DIRECTIONS FOR THIS TASK: Lines that hold the string "新能源与智能网联汽车" are to be counted; give only their number.

── DATA IN THIS EXERCISE

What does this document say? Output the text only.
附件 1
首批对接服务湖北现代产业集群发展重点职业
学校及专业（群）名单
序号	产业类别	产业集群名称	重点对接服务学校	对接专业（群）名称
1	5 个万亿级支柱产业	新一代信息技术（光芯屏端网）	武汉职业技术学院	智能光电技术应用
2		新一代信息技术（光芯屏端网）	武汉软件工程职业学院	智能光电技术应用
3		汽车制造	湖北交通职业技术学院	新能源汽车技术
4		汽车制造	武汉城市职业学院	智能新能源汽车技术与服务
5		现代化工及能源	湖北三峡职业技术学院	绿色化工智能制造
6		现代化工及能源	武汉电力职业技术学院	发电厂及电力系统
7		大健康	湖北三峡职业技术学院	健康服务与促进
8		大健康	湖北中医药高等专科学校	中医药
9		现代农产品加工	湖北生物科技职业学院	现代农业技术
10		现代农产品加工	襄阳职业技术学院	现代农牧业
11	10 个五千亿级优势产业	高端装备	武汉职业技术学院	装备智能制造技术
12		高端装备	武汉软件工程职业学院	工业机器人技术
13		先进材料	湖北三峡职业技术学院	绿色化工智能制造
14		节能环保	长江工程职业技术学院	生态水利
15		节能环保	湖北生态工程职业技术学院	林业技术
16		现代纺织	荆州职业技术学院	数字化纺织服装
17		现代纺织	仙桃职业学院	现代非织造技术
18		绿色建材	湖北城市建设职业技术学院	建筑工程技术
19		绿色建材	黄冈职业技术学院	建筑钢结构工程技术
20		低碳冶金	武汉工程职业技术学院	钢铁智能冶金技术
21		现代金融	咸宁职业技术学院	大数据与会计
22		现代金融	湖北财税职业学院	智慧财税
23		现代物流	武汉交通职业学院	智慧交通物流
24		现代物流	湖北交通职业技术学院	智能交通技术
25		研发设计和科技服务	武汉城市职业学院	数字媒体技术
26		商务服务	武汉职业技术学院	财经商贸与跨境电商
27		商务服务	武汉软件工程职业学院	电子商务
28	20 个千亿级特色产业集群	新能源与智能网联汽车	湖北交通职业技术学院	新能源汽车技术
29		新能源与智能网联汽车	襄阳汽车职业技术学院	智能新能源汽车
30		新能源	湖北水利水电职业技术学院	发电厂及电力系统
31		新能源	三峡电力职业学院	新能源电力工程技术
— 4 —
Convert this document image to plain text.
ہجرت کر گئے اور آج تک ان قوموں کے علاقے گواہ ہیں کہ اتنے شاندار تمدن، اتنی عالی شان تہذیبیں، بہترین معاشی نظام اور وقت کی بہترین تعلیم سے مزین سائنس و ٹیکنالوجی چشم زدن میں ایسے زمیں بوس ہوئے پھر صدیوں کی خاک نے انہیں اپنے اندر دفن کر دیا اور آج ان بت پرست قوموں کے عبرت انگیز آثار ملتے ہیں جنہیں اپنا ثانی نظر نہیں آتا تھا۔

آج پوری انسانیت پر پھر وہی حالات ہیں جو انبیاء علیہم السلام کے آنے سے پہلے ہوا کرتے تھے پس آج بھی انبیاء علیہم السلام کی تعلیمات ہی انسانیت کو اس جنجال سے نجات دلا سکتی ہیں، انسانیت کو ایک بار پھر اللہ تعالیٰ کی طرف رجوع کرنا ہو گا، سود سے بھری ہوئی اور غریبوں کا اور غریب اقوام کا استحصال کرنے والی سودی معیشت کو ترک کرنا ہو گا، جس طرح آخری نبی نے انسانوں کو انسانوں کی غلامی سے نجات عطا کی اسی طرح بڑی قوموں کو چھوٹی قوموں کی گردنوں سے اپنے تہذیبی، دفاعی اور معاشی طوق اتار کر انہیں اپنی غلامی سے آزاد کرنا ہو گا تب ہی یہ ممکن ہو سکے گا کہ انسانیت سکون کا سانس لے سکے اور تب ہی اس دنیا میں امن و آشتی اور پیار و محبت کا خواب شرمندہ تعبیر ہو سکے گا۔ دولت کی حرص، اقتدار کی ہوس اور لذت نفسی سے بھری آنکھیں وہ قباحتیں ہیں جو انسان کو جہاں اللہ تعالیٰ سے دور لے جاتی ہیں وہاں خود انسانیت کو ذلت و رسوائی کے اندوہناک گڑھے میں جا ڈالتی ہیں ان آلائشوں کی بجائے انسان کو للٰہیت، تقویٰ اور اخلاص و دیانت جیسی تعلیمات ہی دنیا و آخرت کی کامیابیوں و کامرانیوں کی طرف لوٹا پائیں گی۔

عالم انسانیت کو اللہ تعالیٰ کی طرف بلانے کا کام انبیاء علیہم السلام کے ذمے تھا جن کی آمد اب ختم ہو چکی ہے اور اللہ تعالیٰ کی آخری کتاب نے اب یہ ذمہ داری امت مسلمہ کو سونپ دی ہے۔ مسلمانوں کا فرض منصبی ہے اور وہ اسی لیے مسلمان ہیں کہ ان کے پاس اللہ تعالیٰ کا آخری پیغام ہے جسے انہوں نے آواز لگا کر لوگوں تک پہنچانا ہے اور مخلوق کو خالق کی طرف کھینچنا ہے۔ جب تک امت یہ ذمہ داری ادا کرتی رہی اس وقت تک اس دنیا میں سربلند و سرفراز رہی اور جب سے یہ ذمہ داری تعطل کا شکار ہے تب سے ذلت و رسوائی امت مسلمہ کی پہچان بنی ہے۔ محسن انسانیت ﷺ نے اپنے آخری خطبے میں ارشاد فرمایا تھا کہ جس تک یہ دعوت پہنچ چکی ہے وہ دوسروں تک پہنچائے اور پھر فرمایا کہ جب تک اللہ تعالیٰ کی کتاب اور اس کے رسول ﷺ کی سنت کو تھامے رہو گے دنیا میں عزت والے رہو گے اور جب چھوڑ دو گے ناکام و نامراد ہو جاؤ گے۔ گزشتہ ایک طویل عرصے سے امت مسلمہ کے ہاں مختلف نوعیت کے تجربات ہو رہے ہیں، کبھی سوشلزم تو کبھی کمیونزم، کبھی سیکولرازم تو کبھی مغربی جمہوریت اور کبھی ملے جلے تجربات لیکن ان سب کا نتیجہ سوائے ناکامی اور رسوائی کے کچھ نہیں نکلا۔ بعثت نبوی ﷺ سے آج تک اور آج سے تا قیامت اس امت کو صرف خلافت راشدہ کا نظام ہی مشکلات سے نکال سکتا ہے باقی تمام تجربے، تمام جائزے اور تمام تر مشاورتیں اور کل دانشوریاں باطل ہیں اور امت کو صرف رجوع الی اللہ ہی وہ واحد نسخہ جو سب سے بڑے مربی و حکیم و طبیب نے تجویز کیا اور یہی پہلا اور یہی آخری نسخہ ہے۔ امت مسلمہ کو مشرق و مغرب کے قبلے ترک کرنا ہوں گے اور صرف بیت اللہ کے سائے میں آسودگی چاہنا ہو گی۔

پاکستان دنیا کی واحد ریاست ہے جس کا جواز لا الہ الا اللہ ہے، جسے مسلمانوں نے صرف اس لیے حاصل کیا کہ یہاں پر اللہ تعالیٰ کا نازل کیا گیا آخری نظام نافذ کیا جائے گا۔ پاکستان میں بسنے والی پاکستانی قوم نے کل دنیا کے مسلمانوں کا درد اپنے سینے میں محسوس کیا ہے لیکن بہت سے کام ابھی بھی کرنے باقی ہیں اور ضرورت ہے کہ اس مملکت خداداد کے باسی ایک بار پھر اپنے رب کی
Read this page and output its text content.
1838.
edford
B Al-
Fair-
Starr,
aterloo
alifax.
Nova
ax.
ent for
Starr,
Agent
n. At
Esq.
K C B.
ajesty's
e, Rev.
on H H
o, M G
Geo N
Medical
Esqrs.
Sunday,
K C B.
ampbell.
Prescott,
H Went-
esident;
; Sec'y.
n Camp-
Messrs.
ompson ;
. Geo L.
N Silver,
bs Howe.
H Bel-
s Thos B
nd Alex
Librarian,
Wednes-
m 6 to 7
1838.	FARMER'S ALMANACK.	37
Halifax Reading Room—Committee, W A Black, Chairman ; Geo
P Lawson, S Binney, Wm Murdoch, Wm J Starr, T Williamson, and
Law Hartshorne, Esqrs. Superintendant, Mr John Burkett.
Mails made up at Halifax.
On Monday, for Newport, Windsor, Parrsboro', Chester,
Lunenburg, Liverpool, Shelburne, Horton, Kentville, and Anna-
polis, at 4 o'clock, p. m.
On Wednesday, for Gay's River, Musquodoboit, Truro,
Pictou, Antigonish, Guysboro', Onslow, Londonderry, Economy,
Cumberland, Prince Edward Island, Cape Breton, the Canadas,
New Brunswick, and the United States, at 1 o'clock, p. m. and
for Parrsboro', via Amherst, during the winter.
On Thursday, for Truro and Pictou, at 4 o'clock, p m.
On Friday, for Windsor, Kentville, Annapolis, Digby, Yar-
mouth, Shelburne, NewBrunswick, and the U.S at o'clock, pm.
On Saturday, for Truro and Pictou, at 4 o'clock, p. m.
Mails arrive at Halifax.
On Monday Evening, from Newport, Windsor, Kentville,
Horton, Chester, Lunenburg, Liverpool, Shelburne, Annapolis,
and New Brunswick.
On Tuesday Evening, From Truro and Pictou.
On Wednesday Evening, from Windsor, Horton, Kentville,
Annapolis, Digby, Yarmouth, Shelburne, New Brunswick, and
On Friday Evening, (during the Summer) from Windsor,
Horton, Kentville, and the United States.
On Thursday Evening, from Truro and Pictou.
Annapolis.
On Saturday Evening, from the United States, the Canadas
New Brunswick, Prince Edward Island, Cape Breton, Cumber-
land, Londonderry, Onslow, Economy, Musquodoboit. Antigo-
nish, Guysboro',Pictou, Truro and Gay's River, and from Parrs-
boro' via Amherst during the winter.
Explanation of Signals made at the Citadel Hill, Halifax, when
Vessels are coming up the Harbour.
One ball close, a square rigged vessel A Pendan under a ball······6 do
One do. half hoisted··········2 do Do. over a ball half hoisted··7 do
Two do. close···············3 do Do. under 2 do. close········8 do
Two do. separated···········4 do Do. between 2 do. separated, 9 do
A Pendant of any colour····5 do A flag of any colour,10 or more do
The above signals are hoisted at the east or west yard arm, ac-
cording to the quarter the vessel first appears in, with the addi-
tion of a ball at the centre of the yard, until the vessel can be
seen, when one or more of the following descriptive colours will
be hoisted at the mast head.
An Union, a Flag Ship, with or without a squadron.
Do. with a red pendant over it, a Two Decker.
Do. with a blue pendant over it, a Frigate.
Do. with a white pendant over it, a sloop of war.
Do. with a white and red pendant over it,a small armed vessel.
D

────

WORKED SOLUTION: 2